=== Section Start ===

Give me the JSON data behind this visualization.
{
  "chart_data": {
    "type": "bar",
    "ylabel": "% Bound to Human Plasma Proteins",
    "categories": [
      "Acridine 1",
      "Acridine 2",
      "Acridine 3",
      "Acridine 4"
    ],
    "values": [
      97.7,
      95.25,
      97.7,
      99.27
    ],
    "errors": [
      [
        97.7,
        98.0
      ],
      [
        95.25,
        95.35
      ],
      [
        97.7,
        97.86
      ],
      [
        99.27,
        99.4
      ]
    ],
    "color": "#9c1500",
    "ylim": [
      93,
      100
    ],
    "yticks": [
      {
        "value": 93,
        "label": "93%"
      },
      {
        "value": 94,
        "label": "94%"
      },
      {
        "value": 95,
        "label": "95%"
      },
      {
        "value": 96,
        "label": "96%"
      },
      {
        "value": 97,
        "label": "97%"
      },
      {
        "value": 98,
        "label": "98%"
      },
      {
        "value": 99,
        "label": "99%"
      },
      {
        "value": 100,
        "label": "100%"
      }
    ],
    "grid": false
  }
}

=== Section End ===

-- What to do --
Among the lines of the material above, tally those containing "Acridine" and respond with the total only.

-- Response below --
4